### Objective
Rewrite every line of the listing below as a numbered list, skipping any blank lines. Leave the pictures out of your answer.

Stored records
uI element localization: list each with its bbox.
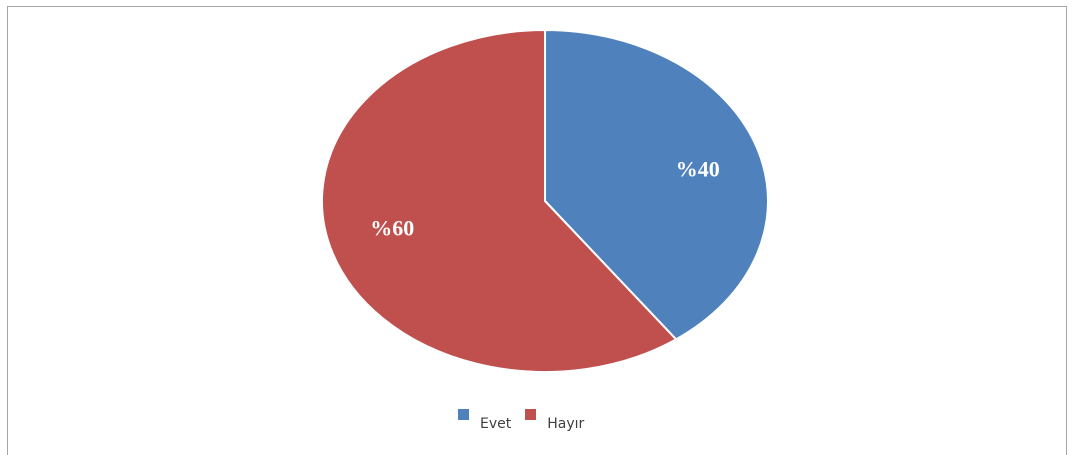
legend-label-evet: Evet bbox=[480, 416, 512, 432]
pie-slice-hay-r[interactable] bbox=[321, 28, 678, 373]
pie-data-labels: %40 %60 bbox=[370, 156, 719, 240]
pie-slices bbox=[321, 28, 769, 373]
legend-item-evet[interactable]: Evet bbox=[458, 408, 511, 432]
pie-slice-evet[interactable] bbox=[544, 28, 769, 341]
data-label-evet: %40 bbox=[676, 156, 720, 181]
legend-label-hayir: Hayır bbox=[547, 416, 585, 432]
data-label-hay-r: %60 bbox=[370, 216, 414, 241]
legend-swatch-evet bbox=[458, 408, 469, 420]
legend: Evet Hayır bbox=[458, 408, 598, 432]
legend-swatch-hayir bbox=[525, 408, 537, 420]
legend-item-hayir[interactable]: Hayır bbox=[525, 408, 584, 432]
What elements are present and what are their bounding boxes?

### Task solution
1. uI element localization: list each with its bbox.
2. legend-label-evet: Evet bbox=[480, 416, 512, 432]
3. pie-slice-hay-r[interactable] bbox=[321, 28, 678, 373]
4. pie-data-labels: %40 %60 bbox=[370, 156, 719, 240]
5. pie-slices bbox=[321, 28, 769, 373]
6. legend-item-evet[interactable]: Evet bbox=[458, 408, 511, 432]
7. pie-slice-evet[interactable] bbox=[544, 28, 769, 341]
8. data-label-evet: %40 bbox=[676, 156, 720, 181]
9. legend-label-hayir: Hayır bbox=[547, 416, 585, 432]
10. data-label-hay-r: %60 bbox=[370, 216, 414, 241]
11. legend-swatch-evet bbox=[458, 408, 469, 420]
12. legend: Evet Hayır bbox=[458, 408, 598, 432]
13. legend-swatch-hayir bbox=[525, 408, 537, 420]
14. legend-item-hayir[interactable]: Hayır bbox=[525, 408, 584, 432]
15. What elements are present and what are their bounding boxes?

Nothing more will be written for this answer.